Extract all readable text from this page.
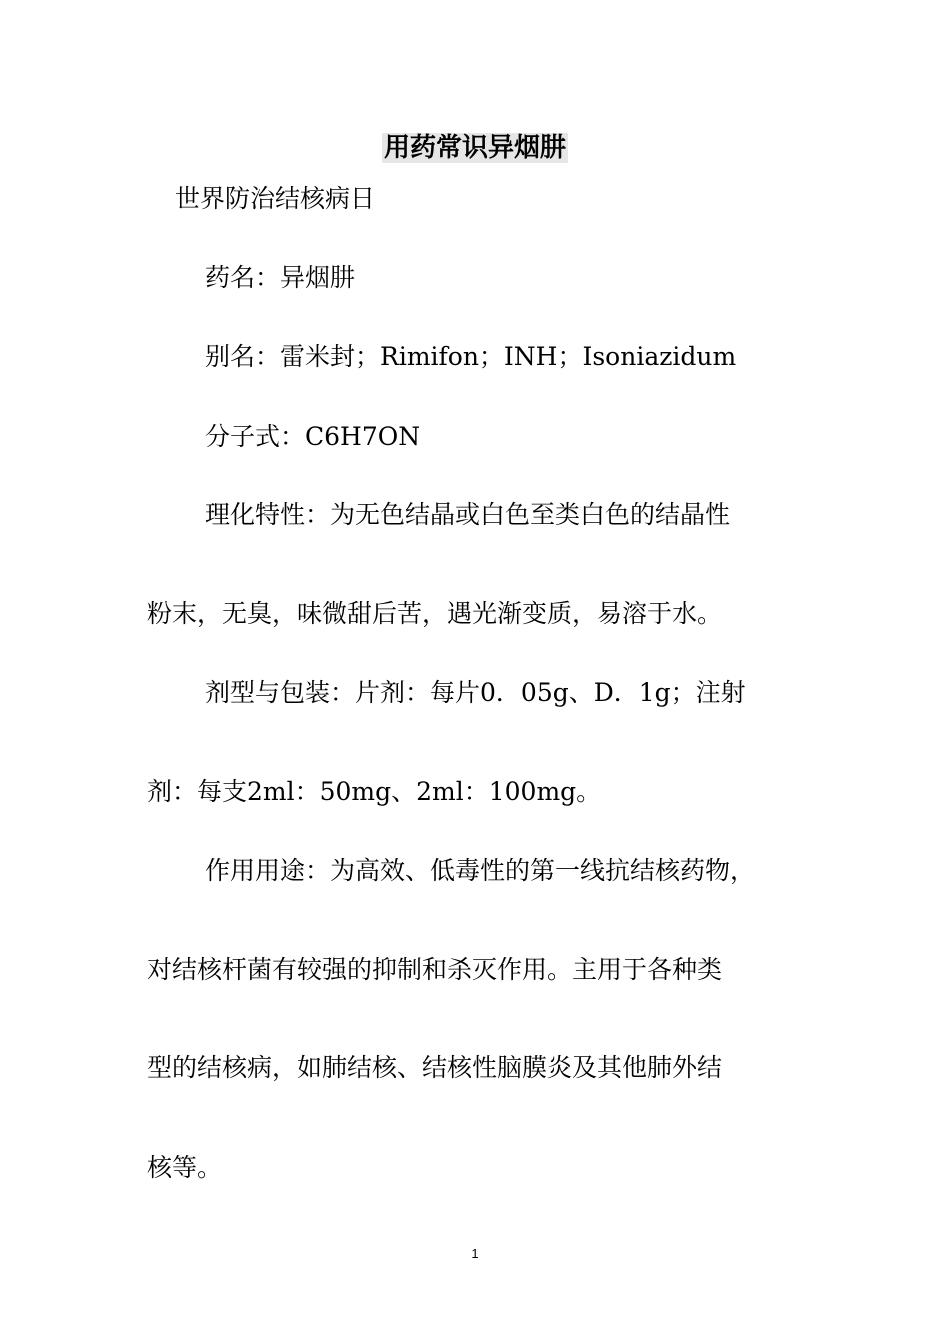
用药常识异烟肼
世界防治结核病日
药名：异烟肼
别名：雷米封；Rimifon；INH；Isoniazidum
分子式：C6H7ON
理化特性：为无色结晶或白色至类白色的结晶性
粉末，无臭，味微甜后苦，遇光渐变质，易溶于水。
剂型与包装：片剂：每片0．05g、D．1g；注射
剂：每支2ml：50mg、2ml：100mg。
作用用途：为高效、低毒性的第一线抗结核药物，
对结核杆菌有较强的抑制和杀灭作用。主用于各种类
型的结核病，如肺结核、结核性脑膜炎及其他肺外结
核等。
1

───

▸ **GIVEN EXERCISE**:
Reproduce each line of the records exactly, and omit every picture.

▸ **OUTPUT FOR THIS TASK**:
Extract all readable text from this page.
用药常识异烟肼
世界防治结核病日
药名：异烟肼
别名：雷米封；Rimifon；INH；Isoniazidum
分子式：C6H7ON
理化特性：为无色结晶或白色至类白色的结晶性
粉末，无臭，味微甜后苦，遇光渐变质，易溶于水。
剂型与包装：片剂：每片0．05g、D．1g；注射
剂：每支2ml：50mg、2ml：100mg。
作用用途：为高效、低毒性的第一线抗结核药物，
对结核杆菌有较强的抑制和杀灭作用。主用于各种类
型的结核病，如肺结核、结核性脑膜炎及其他肺外结
核等。
1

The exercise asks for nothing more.